**REQUIREMENTS:** Set the listing down again exactly, please, apart from its pictures.
++++++++++
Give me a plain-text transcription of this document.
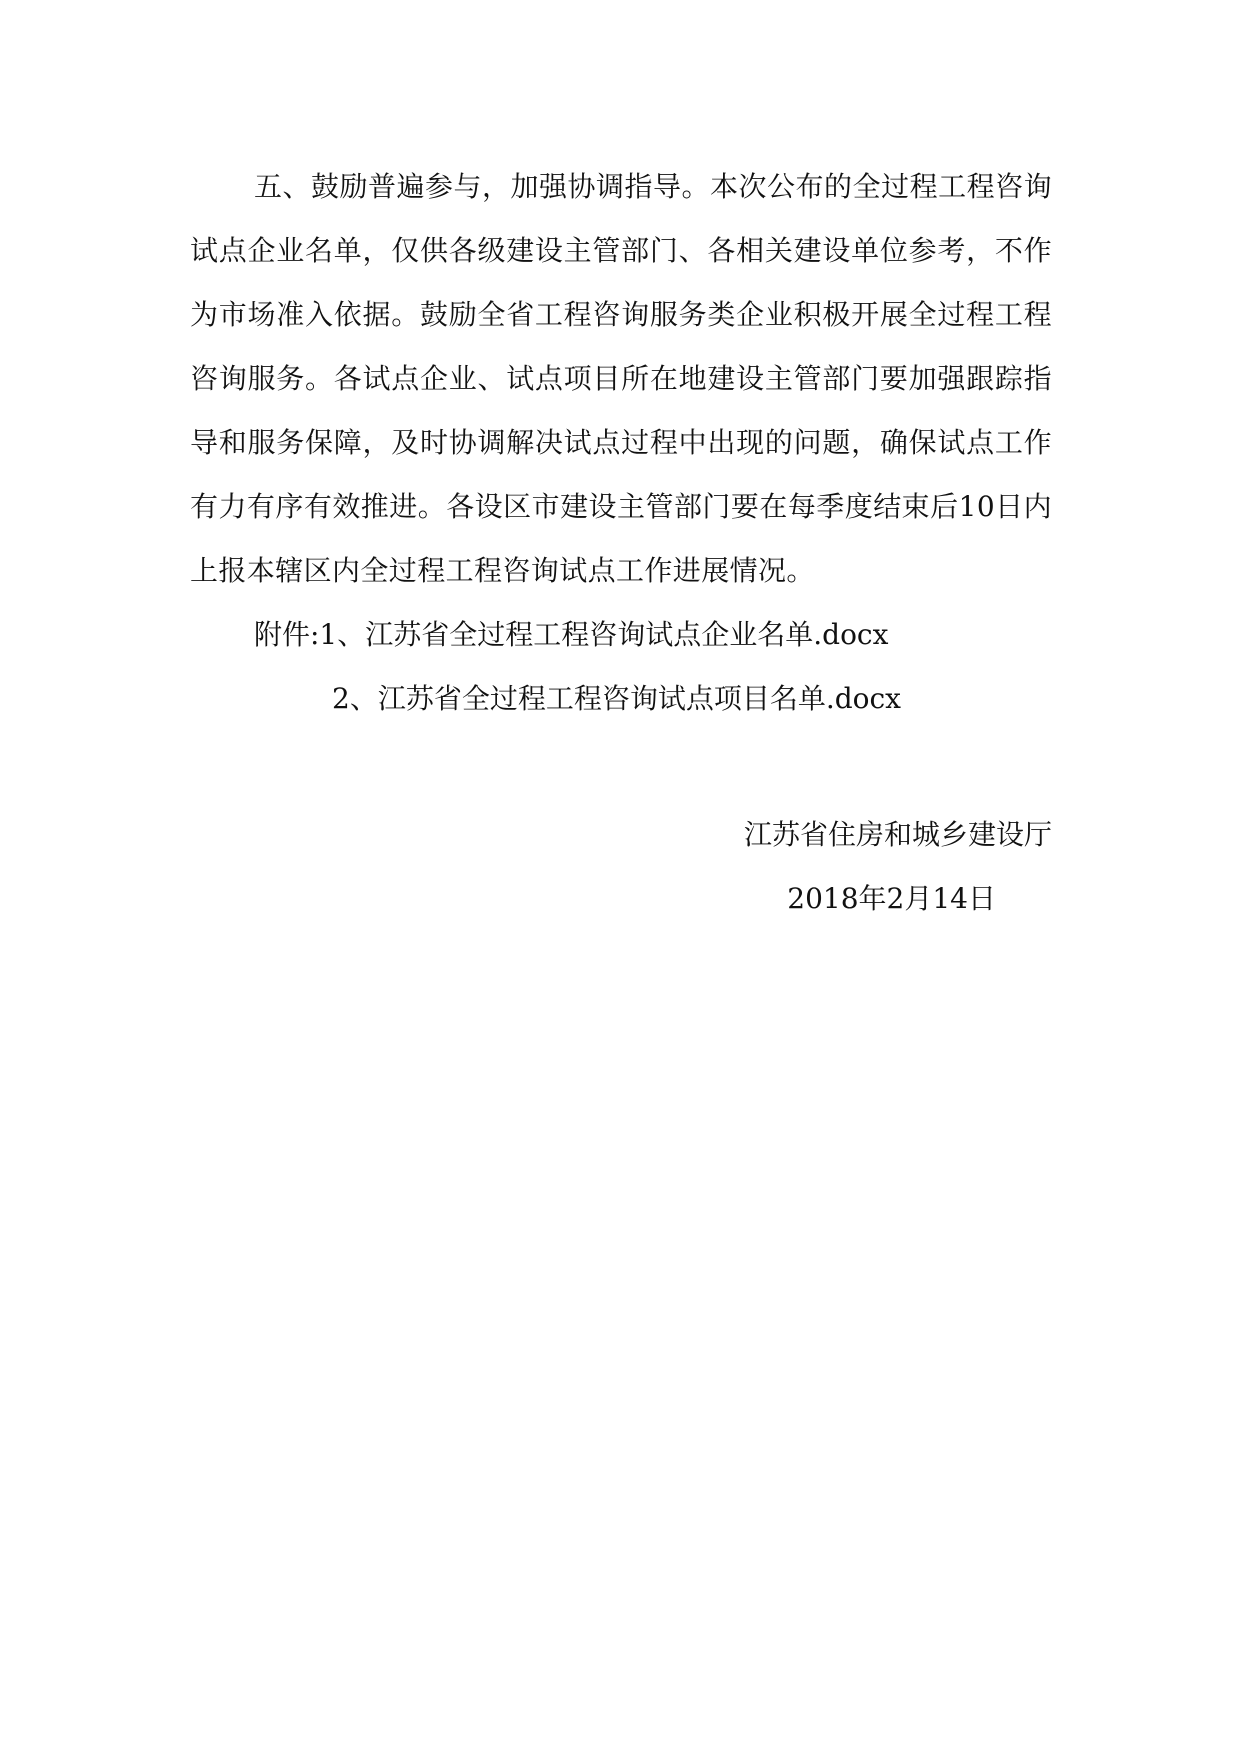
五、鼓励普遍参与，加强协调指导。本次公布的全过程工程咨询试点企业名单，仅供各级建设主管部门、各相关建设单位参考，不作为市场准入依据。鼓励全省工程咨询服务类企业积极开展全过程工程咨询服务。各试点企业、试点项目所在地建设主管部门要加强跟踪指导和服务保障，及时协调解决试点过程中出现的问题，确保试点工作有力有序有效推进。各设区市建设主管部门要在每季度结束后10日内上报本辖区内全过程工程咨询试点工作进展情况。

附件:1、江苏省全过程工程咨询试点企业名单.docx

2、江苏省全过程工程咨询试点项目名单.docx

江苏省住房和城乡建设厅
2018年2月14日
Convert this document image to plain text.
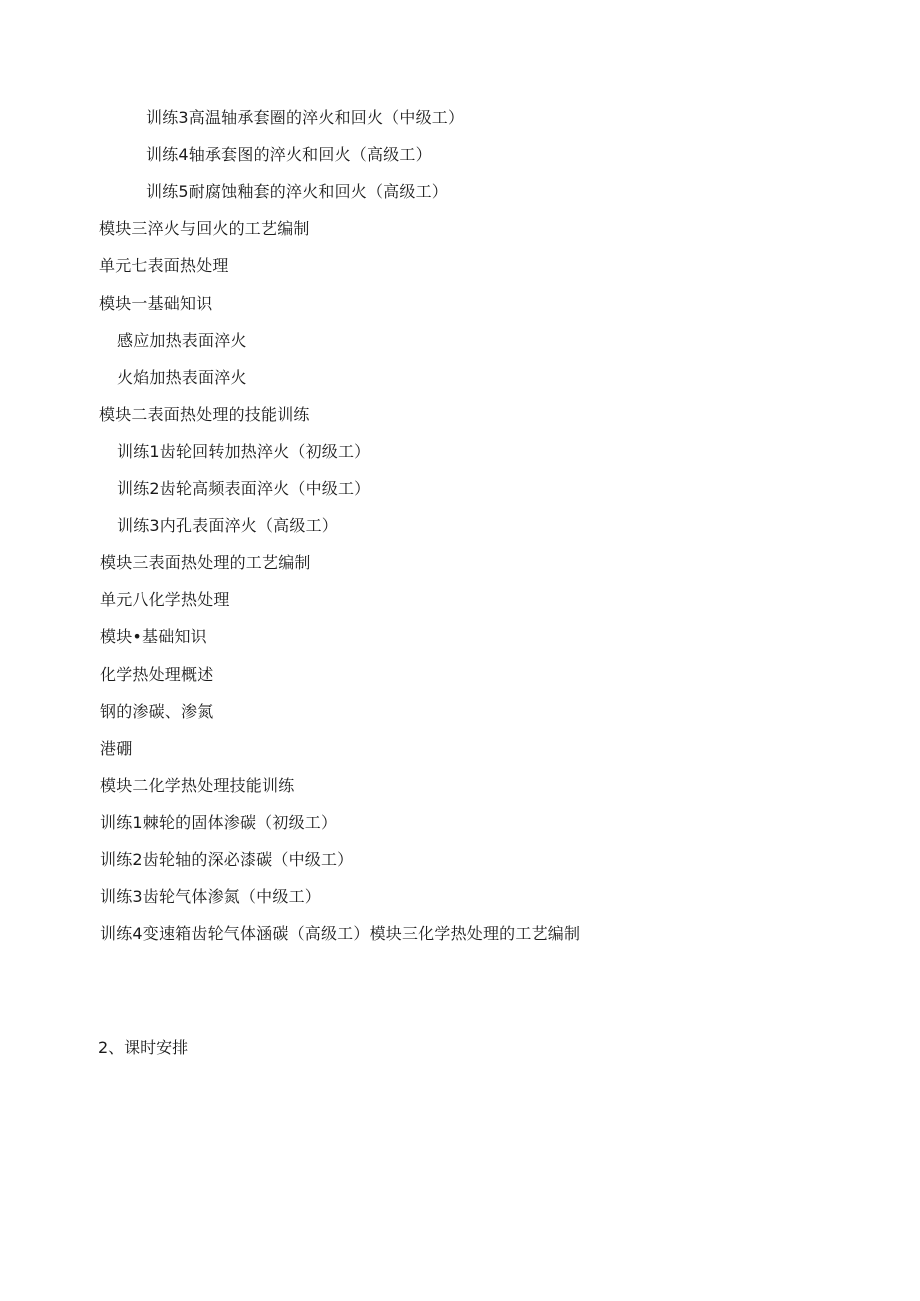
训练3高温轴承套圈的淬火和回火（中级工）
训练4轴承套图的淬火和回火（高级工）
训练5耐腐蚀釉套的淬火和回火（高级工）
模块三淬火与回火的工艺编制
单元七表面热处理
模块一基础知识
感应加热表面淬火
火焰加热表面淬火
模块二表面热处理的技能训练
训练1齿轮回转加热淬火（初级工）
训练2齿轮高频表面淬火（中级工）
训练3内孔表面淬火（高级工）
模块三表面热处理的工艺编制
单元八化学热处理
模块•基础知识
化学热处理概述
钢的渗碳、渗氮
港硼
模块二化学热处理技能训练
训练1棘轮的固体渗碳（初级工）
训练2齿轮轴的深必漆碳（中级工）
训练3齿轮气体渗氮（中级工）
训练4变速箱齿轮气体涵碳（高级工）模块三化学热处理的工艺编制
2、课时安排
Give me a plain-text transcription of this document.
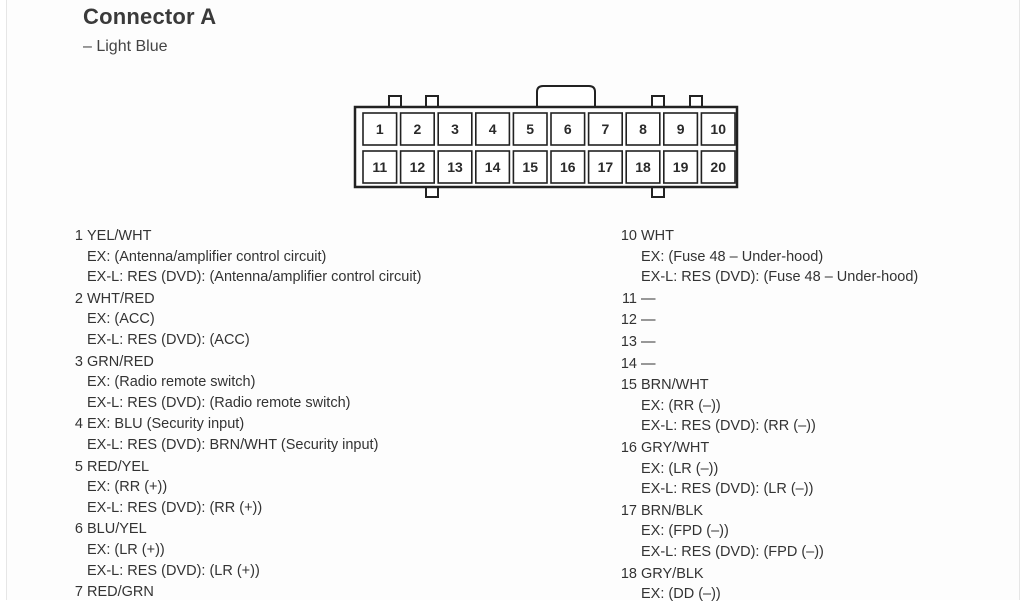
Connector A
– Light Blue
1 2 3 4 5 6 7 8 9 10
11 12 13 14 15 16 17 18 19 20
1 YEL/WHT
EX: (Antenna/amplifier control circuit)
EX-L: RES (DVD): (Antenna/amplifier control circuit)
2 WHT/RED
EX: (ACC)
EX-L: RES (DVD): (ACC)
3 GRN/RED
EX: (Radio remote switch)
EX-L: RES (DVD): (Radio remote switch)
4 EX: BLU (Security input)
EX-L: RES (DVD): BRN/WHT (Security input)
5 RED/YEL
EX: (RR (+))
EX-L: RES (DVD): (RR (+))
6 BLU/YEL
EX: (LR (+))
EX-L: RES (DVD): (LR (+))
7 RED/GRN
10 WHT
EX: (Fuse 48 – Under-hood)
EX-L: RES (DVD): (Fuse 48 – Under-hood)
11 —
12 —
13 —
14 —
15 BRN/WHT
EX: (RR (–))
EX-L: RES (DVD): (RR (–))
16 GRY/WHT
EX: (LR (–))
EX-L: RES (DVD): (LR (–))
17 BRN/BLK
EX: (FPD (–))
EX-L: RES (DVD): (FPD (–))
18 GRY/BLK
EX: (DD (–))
++++++++++
**RESPONSE:**
Give me a plain-text transcription of this document.
五、鼓励普遍参与，加强协调指导。本次公布的全过程工程咨询试点企业名单，仅供各级建设主管部门、各相关建设单位参考，不作为市场准入依据。鼓励全省工程咨询服务类企业积极开展全过程工程咨询服务。各试点企业、试点项目所在地建设主管部门要加强跟踪指导和服务保障，及时协调解决试点过程中出现的问题，确保试点工作有力有序有效推进。各设区市建设主管部门要在每季度结束后10日内上报本辖区内全过程工程咨询试点工作进展情况。

附件:1、江苏省全过程工程咨询试点企业名单.docx

2、江苏省全过程工程咨询试点项目名单.docx

江苏省住房和城乡建设厅
2018年2月14日
Convert this document image to plain text.
训练3高温轴承套圈的淬火和回火（中级工）
训练4轴承套图的淬火和回火（高级工）
训练5耐腐蚀釉套的淬火和回火（高级工）
模块三淬火与回火的工艺编制
单元七表面热处理
模块一基础知识
感应加热表面淬火
火焰加热表面淬火
模块二表面热处理的技能训练
训练1齿轮回转加热淬火（初级工）
训练2齿轮高频表面淬火（中级工）
训练3内孔表面淬火（高级工）
模块三表面热处理的工艺编制
单元八化学热处理
模块•基础知识
化学热处理概述
钢的渗碳、渗氮
港硼
模块二化学热处理技能训练
训练1棘轮的固体渗碳（初级工）
训练2齿轮轴的深必漆碳（中级工）
训练3齿轮气体渗氮（中级工）
训练4变速箱齿轮气体涵碳（高级工）模块三化学热处理的工艺编制
2、课时安排
Give me a plain-text transcription of this document.
Connector A
– Light Blue
1 2 3 4 5 6 7 8 9 10
11 12 13 14 15 16 17 18 19 20
1 YEL/WHT
EX: (Antenna/amplifier control circuit)
EX-L: RES (DVD): (Antenna/amplifier control circuit)
2 WHT/RED
EX: (ACC)
EX-L: RES (DVD): (ACC)
3 GRN/RED
EX: (Radio remote switch)
EX-L: RES (DVD): (Radio remote switch)
4 EX: BLU (Security input)
EX-L: RES (DVD): BRN/WHT (Security input)
5 RED/YEL
EX: (RR (+))
EX-L: RES (DVD): (RR (+))
6 BLU/YEL
EX: (LR (+))
EX-L: RES (DVD): (LR (+))
7 RED/GRN
10 WHT
EX: (Fuse 48 – Under-hood)
EX-L: RES (DVD): (Fuse 48 – Under-hood)
11 —
12 —
13 —
14 —
15 BRN/WHT
EX: (RR (–))
EX-L: RES (DVD): (RR (–))
16 GRY/WHT
EX: (LR (–))
EX-L: RES (DVD): (LR (–))
17 BRN/BLK
EX: (FPD (–))
EX-L: RES (DVD): (FPD (–))
18 GRY/BLK
EX: (DD (–))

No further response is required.